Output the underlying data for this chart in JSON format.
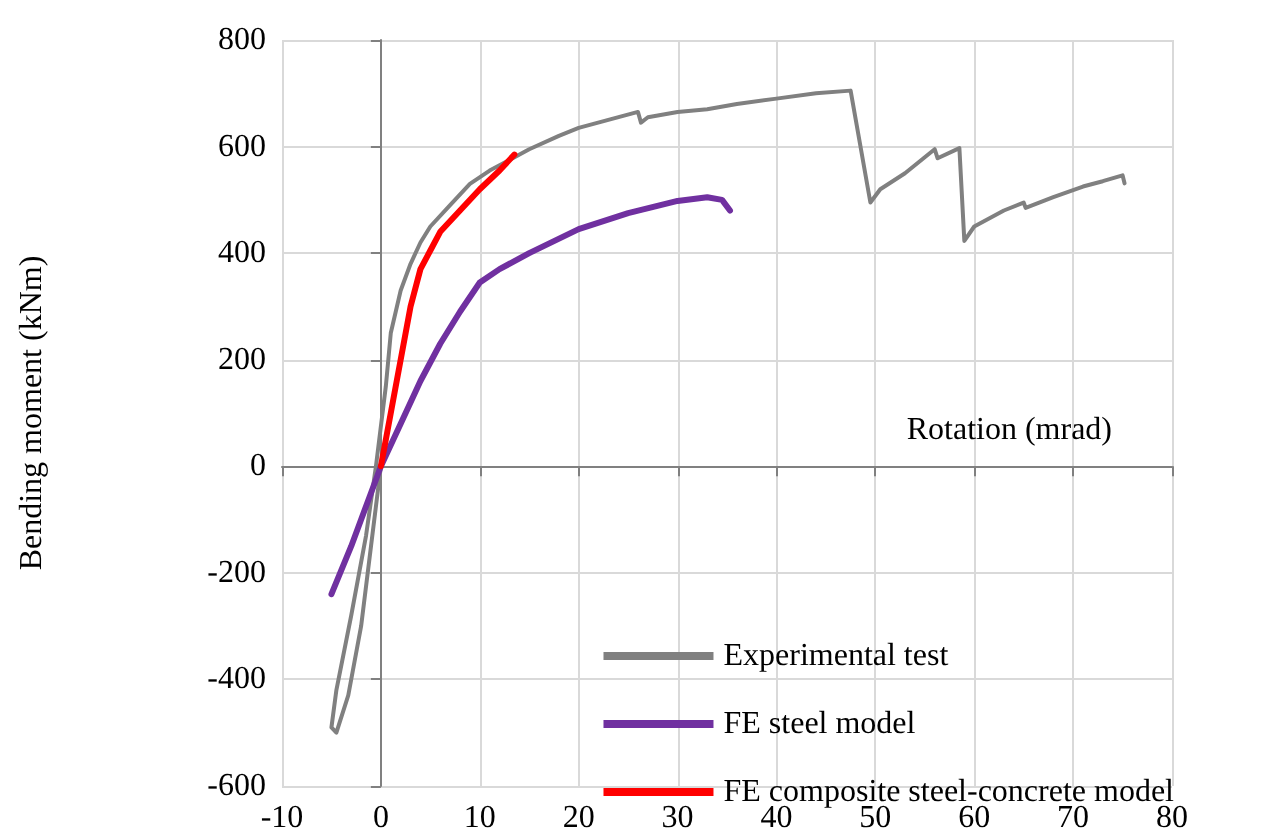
{
  "chart_data": {
    "type": "line",
    "xlabel": "Rotation (mrad)",
    "ylabel": "Bending moment (kNm)",
    "xlim": [
      -10,
      80
    ],
    "xticks": [
      -10,
      0,
      10,
      20,
      30,
      40,
      50,
      60,
      70,
      80
    ],
    "ylim": [
      -600,
      800
    ],
    "yticks": [
      -600,
      -400,
      -200,
      0,
      200,
      400,
      600,
      800
    ],
    "grid": true,
    "legend": "bottom right",
    "marker": "none",
    "line_style": "solid",
    "series": [
      {
        "name": "Experimental test",
        "color": "#808080",
        "x": [
          0,
          -1,
          -2,
          -3.3,
          -4.5,
          -5,
          -4.5,
          -3,
          -1.5,
          -0.5,
          0.5,
          1,
          2,
          3,
          4,
          5,
          7,
          9,
          11,
          13,
          15,
          18,
          20,
          23,
          26,
          26.3,
          27,
          30,
          33,
          36,
          40,
          44,
          47.5,
          49.5,
          50.5,
          53,
          56,
          56.3,
          58.5,
          59,
          60,
          63,
          65,
          65.2,
          68,
          71,
          73,
          75,
          75.2
        ],
        "values": [
          0,
          -150,
          -300,
          -430,
          -500,
          -490,
          -420,
          -280,
          -130,
          0,
          150,
          250,
          330,
          380,
          420,
          450,
          490,
          530,
          555,
          575,
          595,
          620,
          635,
          650,
          665,
          645,
          655,
          665,
          670,
          680,
          690,
          700,
          705,
          495,
          520,
          550,
          595,
          578,
          597,
          423,
          450,
          480,
          495,
          485,
          505,
          525,
          535,
          546,
          531
        ]
      },
      {
        "name": "FE steel model",
        "color": "#7030a0",
        "x": [
          -5,
          -3,
          -1,
          0,
          2,
          4,
          6,
          8,
          10,
          12,
          15,
          20,
          25,
          30,
          33,
          34.5,
          35.3
        ],
        "values": [
          -240,
          -150,
          -50,
          0,
          80,
          160,
          230,
          290,
          345,
          370,
          400,
          445,
          475,
          498,
          505,
          500,
          480
        ]
      },
      {
        "name": "FE composite steel-concrete model",
        "color": "#ff0000",
        "x": [
          0,
          1,
          2,
          3,
          4,
          5,
          6,
          8,
          10,
          12,
          13.5
        ],
        "values": [
          0,
          100,
          200,
          300,
          370,
          405,
          440,
          480,
          520,
          555,
          585
        ]
      }
    ]
  }
}
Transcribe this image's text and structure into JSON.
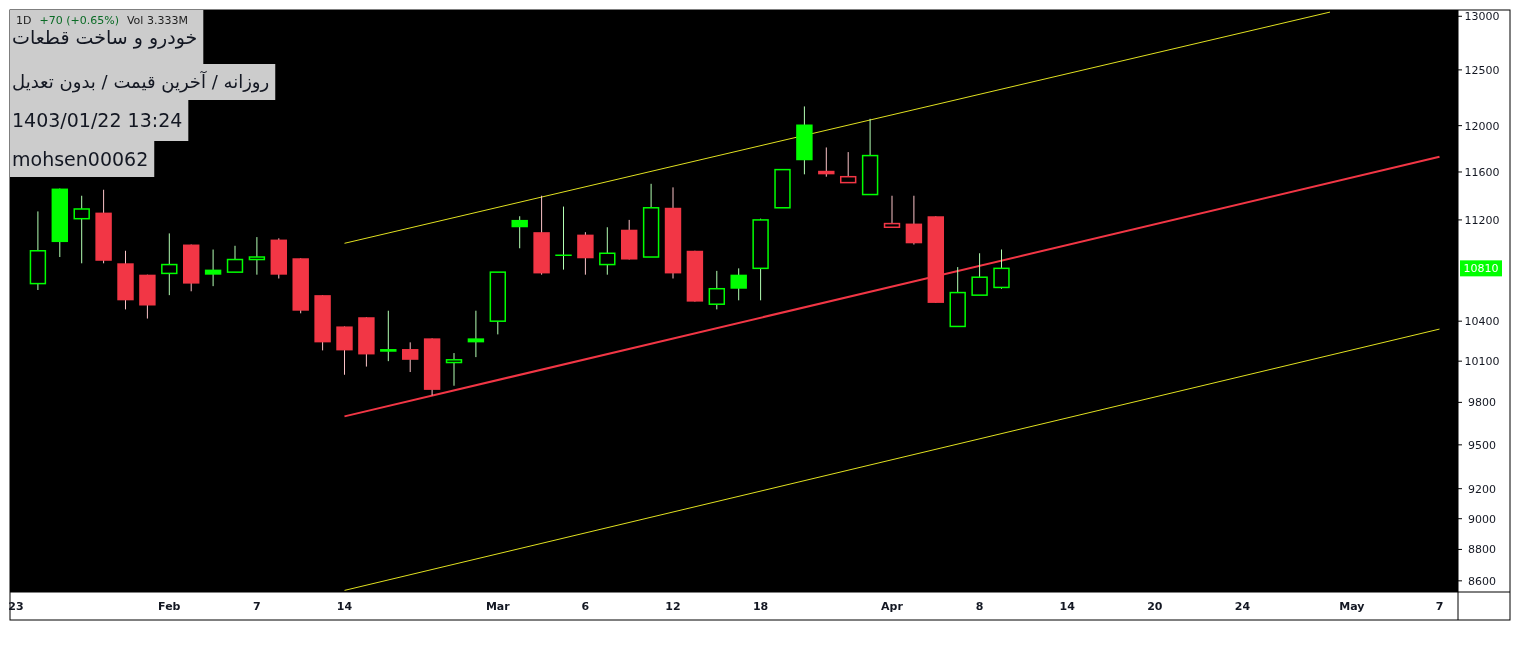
{
  "chart_data": {
    "type": "candlestick",
    "title": "خودرو و ساخت قطعات",
    "subtitle": "روزانه / آخرین قیمت / بدون تعدیل",
    "annotations": [
      "1D",
      "+70 (+0.65%)",
      "Vol 3.333M",
      "1403/01/22 13:24",
      "mohsen00062",
      {
        "text": "10810",
        "y": 10810
      }
    ],
    "categories": [
      "23",
      null,
      null,
      null,
      null,
      null,
      null,
      "Feb",
      null,
      null,
      null,
      "7",
      null,
      null,
      null,
      "14",
      null,
      null,
      null,
      null,
      null,
      null,
      "Mar",
      null,
      null,
      null,
      "6",
      null,
      null,
      null,
      "12",
      null,
      null,
      null,
      "18",
      null,
      null,
      null,
      null,
      null,
      "Apr",
      null,
      null,
      null,
      "8",
      null,
      null,
      null,
      "14",
      null,
      null,
      null,
      "20",
      null,
      null,
      null,
      "24",
      null,
      null,
      null,
      null,
      "May",
      null,
      null,
      null,
      "7"
    ],
    "ohlc": [
      null,
      [
        10690,
        11270,
        10640,
        10950
      ],
      [
        11460,
        11460,
        10900,
        11020
      ],
      [
        11210,
        11400,
        10850,
        11290
      ],
      [
        11260,
        11450,
        10850,
        10870
      ],
      [
        10850,
        10950,
        10490,
        10560
      ],
      [
        10760,
        10760,
        10420,
        10520
      ],
      [
        10770,
        11090,
        10600,
        10840
      ],
      [
        11000,
        11000,
        10630,
        10690
      ],
      [
        10800,
        10960,
        10670,
        10760
      ],
      [
        10780,
        10990,
        10780,
        10880
      ],
      [
        10880,
        11060,
        10760,
        10900
      ],
      [
        11040,
        11050,
        10730,
        10760
      ],
      [
        10890,
        10890,
        10460,
        10480
      ],
      [
        10600,
        10600,
        10180,
        10240
      ],
      [
        10360,
        10360,
        10000,
        10180
      ],
      [
        10430,
        10430,
        10060,
        10150
      ],
      [
        10190,
        10480,
        10100,
        10170
      ],
      [
        10190,
        10240,
        10020,
        10110
      ],
      [
        10270,
        10270,
        9850,
        9890
      ],
      [
        10090,
        10160,
        9920,
        10110
      ],
      [
        10270,
        10480,
        10130,
        10240
      ],
      [
        10400,
        10780,
        10300,
        10780
      ],
      [
        11200,
        11230,
        10970,
        11140
      ],
      [
        11100,
        11400,
        10760,
        10770
      ],
      [
        10920,
        11310,
        10800,
        10910
      ],
      [
        11080,
        11100,
        10760,
        10890
      ],
      [
        10840,
        11140,
        10760,
        10930
      ],
      [
        11120,
        11200,
        10880,
        10880
      ],
      [
        10900,
        11500,
        10900,
        11300
      ],
      [
        11300,
        11470,
        10730,
        10770
      ],
      [
        10950,
        10950,
        10550,
        10550
      ],
      [
        10530,
        10790,
        10490,
        10650
      ],
      [
        10760,
        10810,
        10560,
        10650
      ],
      [
        10810,
        11210,
        10560,
        11200
      ],
      [
        11300,
        11620,
        11300,
        11620
      ],
      [
        12010,
        12170,
        11580,
        11700
      ],
      [
        11610,
        11810,
        11560,
        11580
      ],
      [
        11510,
        11770,
        11510,
        11560
      ],
      [
        11410,
        12060,
        11410,
        11740
      ],
      [
        11140,
        11400,
        11140,
        11170
      ],
      [
        11170,
        11400,
        11000,
        11010
      ],
      [
        11230,
        11230,
        10540,
        10540
      ],
      [
        10360,
        10820,
        10360,
        10620
      ],
      [
        10600,
        10930,
        10600,
        10740
      ],
      [
        10660,
        10960,
        10650,
        10810
      ],
      null,
      null,
      null,
      null,
      null,
      null,
      null,
      null,
      null,
      null,
      null,
      null,
      null,
      null,
      null,
      null,
      null,
      null,
      null,
      null
    ],
    "colors": [
      null,
      "#00ff00",
      "#00ff00",
      "#00ff00",
      "#f23645",
      "#f23645",
      "#f23645",
      "#00ff00",
      "#f23645",
      "#00ff00",
      "#00ff00",
      "#00ff00",
      "#f23645",
      "#f23645",
      "#f23645",
      "#f23645",
      "#f23645",
      "#00ff00",
      "#f23645",
      "#f23645",
      "#00ff00",
      "#00ff00",
      "#00ff00",
      "#00ff00",
      "#f23645",
      "#00ff00",
      "#f23645",
      "#00ff00",
      "#f23645",
      "#00ff00",
      "#f23645",
      "#f23645",
      "#00ff00",
      "#00ff00",
      "#00ff00",
      "#00ff00",
      "#00ff00",
      "#f23645",
      "#f23645",
      "#00ff00",
      "#f23645",
      "#f23645",
      "#f23645",
      "#00ff00",
      "#00ff00",
      "#00ff00",
      null,
      null,
      null,
      null,
      null,
      null,
      null,
      null,
      null,
      null,
      null,
      null,
      null,
      null,
      null,
      null,
      null,
      null,
      null,
      null
    ],
    "series": [
      {
        "type": "line",
        "color": "#e0e020",
        "values": [
          null,
          null,
          null,
          null,
          null,
          null,
          null,
          null,
          null,
          null,
          null,
          null,
          null,
          null,
          null,
          11010,
          null,
          null,
          null,
          null,
          null,
          null,
          null,
          null,
          null,
          null,
          null,
          null,
          null,
          null,
          null,
          null,
          null,
          null,
          null,
          null,
          null,
          null,
          null,
          null,
          null,
          null,
          null,
          null,
          null,
          null,
          null,
          null,
          null,
          null,
          null,
          null,
          null,
          null,
          null,
          null,
          null,
          null,
          null,
          null,
          13040,
          null,
          null,
          null,
          null,
          null
        ]
      },
      {
        "type": "line",
        "color": "#f23645",
        "values": [
          null,
          null,
          null,
          null,
          null,
          null,
          null,
          null,
          null,
          null,
          null,
          null,
          null,
          null,
          null,
          9700,
          null,
          null,
          null,
          null,
          null,
          null,
          null,
          null,
          null,
          null,
          null,
          null,
          null,
          null,
          null,
          null,
          null,
          null,
          null,
          null,
          null,
          null,
          null,
          null,
          null,
          null,
          null,
          null,
          null,
          null,
          null,
          null,
          null,
          null,
          null,
          null,
          null,
          null,
          null,
          null,
          null,
          null,
          null,
          null,
          null,
          null,
          null,
          null,
          null,
          11730
        ]
      },
      {
        "type": "line",
        "color": "#e0e020",
        "values": [
          null,
          null,
          null,
          null,
          null,
          null,
          null,
          null,
          null,
          null,
          null,
          null,
          null,
          null,
          null,
          8540,
          null,
          null,
          null,
          null,
          null,
          null,
          null,
          null,
          null,
          null,
          null,
          null,
          null,
          null,
          null,
          null,
          null,
          null,
          null,
          null,
          null,
          null,
          null,
          null,
          null,
          null,
          null,
          null,
          null,
          null,
          null,
          null,
          null,
          null,
          null,
          null,
          null,
          null,
          null,
          null,
          null,
          null,
          null,
          null,
          null,
          null,
          null,
          null,
          null,
          10340
        ]
      }
    ],
    "log": "y",
    "ylim": [
      8530,
      13060
    ],
    "yticks": [
      8600,
      8800,
      9000,
      9200,
      9500,
      9800,
      10100,
      10400,
      11200,
      11600,
      12000,
      12500,
      13000
    ]
  }
}
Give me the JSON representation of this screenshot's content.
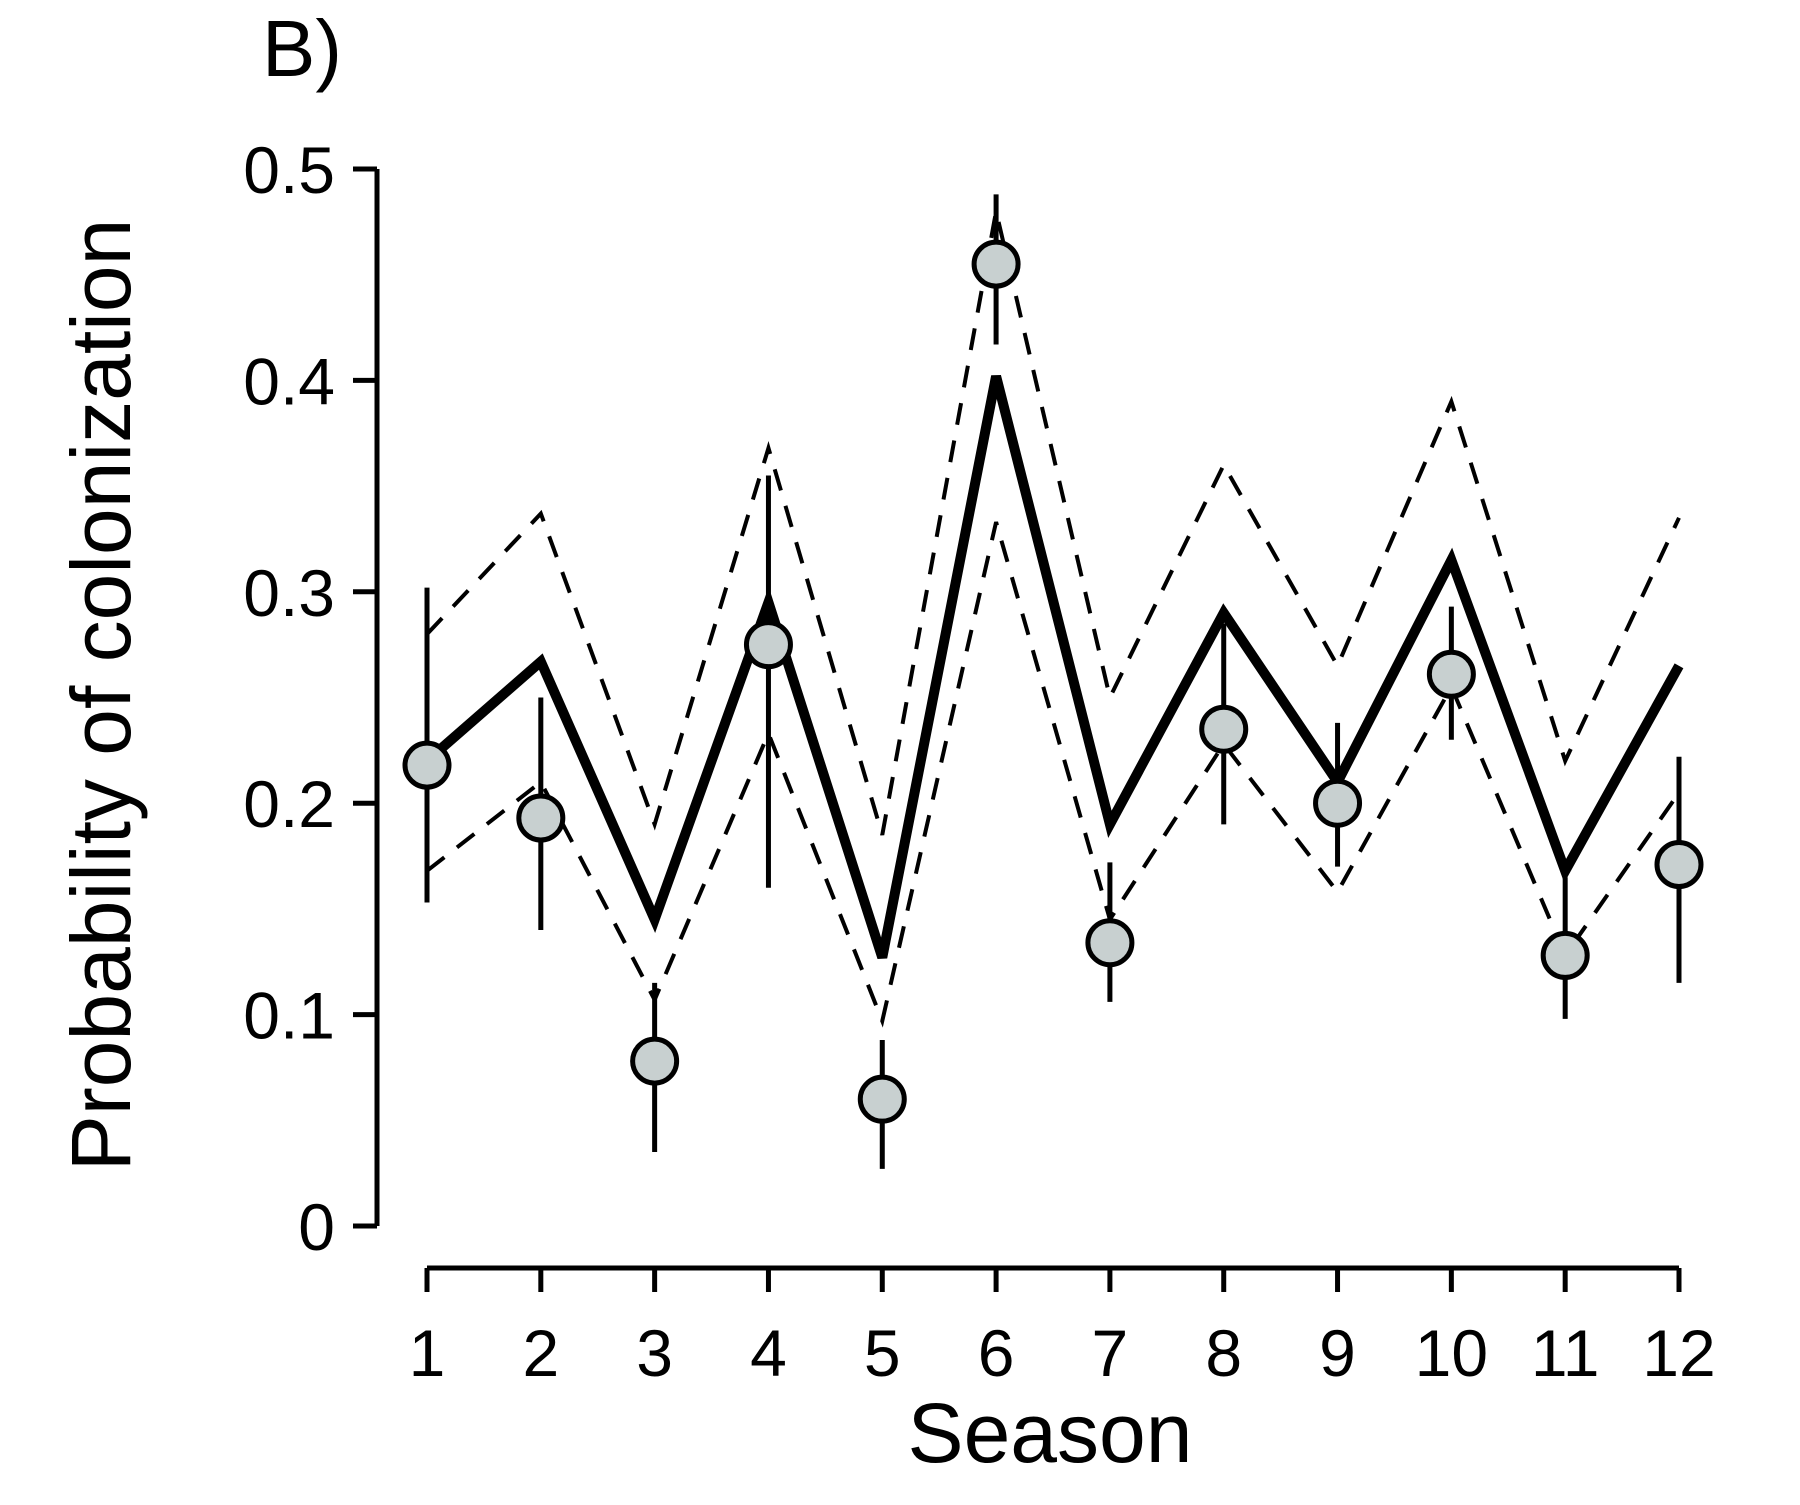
{
  "chart_data": {
    "type": "line",
    "panel_label": "B)",
    "title": "",
    "xlabel": "Season",
    "ylabel": "Probability of colonization",
    "x": [
      1,
      2,
      3,
      4,
      5,
      6,
      7,
      8,
      9,
      10,
      11,
      12
    ],
    "xticks": [
      "1",
      "2",
      "3",
      "4",
      "5",
      "6",
      "7",
      "8",
      "9",
      "10",
      "11",
      "12"
    ],
    "yticks": [
      "0",
      "0.1",
      "0.2",
      "0.3",
      "0.4",
      "0.5"
    ],
    "ylim": [
      0,
      0.5
    ],
    "xlim": [
      1,
      12
    ],
    "grid": false,
    "legend": "none",
    "series": [
      {
        "role": "model-mean",
        "style": "solid-thick",
        "values": [
          0.22,
          0.267,
          0.145,
          0.295,
          0.127,
          0.402,
          0.19,
          0.29,
          0.21,
          0.315,
          0.168,
          0.265
        ]
      },
      {
        "role": "model-upper-ci",
        "style": "dashed",
        "values": [
          0.28,
          0.337,
          0.19,
          0.368,
          0.185,
          0.48,
          0.25,
          0.36,
          0.265,
          0.39,
          0.22,
          0.335
        ]
      },
      {
        "role": "model-lower-ci",
        "style": "dashed",
        "values": [
          0.168,
          0.21,
          0.107,
          0.233,
          0.097,
          0.333,
          0.145,
          0.228,
          0.158,
          0.255,
          0.128,
          0.205
        ]
      },
      {
        "role": "observed-estimates",
        "style": "points-with-errorbars",
        "values": [
          0.218,
          0.193,
          0.078,
          0.275,
          0.06,
          0.455,
          0.134,
          0.235,
          0.2,
          0.261,
          0.128,
          0.171
        ],
        "lower": [
          0.153,
          0.14,
          0.035,
          0.16,
          0.027,
          0.417,
          0.106,
          0.19,
          0.17,
          0.23,
          0.098,
          0.115
        ],
        "upper": [
          0.302,
          0.25,
          0.115,
          0.355,
          0.088,
          0.488,
          0.172,
          0.285,
          0.238,
          0.293,
          0.165,
          0.222
        ]
      }
    ],
    "colors": {
      "line": "#000000",
      "point_fill": "#c8d0d0",
      "point_stroke": "#000000"
    }
  }
}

──────────────────────────────

TO DO – Pick out the lines containing the word "text" and show them.

ANSWER TO THE EXERCISE –
Transcribe this image's text and structure into JSON.
        "text": "10810",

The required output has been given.